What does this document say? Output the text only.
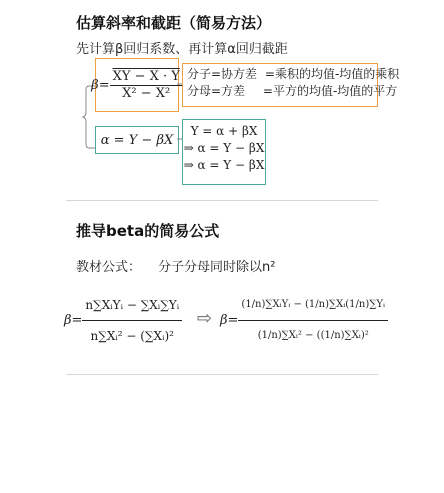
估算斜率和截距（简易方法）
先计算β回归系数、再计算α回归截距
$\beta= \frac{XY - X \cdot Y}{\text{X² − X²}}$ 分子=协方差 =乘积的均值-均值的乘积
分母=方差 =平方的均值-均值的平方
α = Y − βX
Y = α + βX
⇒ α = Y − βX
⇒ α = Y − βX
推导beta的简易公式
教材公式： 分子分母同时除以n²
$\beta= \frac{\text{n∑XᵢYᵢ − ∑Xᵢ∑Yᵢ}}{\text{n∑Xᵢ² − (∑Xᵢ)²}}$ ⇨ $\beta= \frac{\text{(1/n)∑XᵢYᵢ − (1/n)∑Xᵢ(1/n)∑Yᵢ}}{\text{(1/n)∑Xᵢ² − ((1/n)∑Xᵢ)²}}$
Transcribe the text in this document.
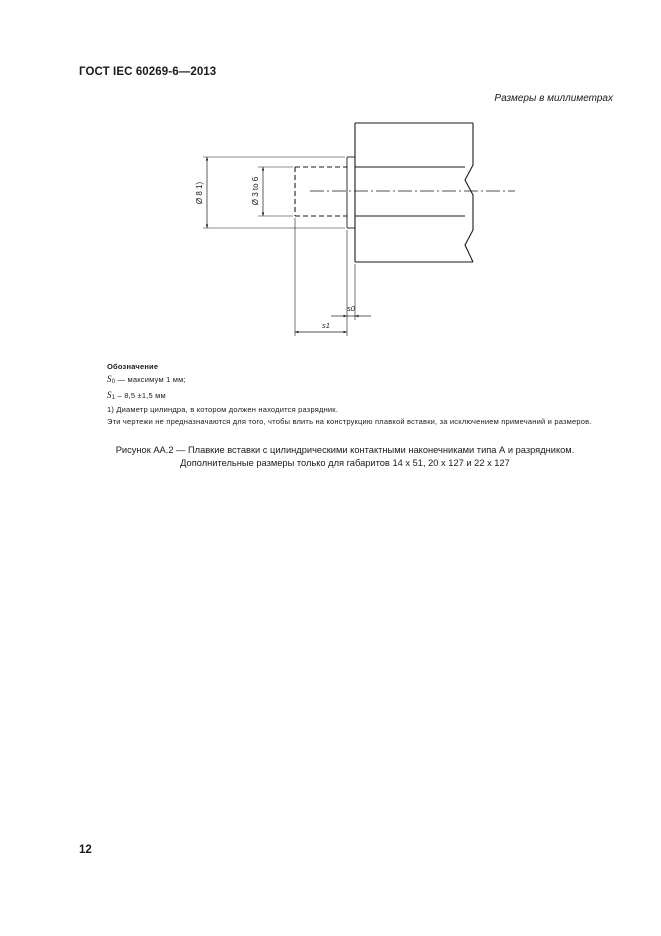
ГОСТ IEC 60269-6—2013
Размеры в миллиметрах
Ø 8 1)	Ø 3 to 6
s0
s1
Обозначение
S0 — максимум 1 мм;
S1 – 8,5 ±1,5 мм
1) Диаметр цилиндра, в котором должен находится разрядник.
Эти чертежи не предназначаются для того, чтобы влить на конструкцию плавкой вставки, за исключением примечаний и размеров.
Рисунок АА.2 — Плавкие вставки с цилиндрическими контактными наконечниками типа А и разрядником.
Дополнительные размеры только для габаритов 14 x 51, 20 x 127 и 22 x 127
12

::::::::::

| Written task |
From the entries above, select each line containing the string "text".

| Worked answer |
What does this document say? Output the text only.
$\beta= \frac{XY - X \cdot Y}{\text{X² − X²}}$ 分子=协方差 =乘积的均值-均值的乘积
$\beta= \frac{\text{n∑XᵢYᵢ − ∑Xᵢ∑Yᵢ}}{\text{n∑Xᵢ² − (∑Xᵢ)²}}$ ⇨ $\beta= \frac{\text{(1/n)∑XᵢYᵢ − (1/n)∑Xᵢ(1/n)∑Yᵢ}}{\text{(1/n)∑Xᵢ² − ((1/n)∑Xᵢ)²}}$
Transcribe the text in this document.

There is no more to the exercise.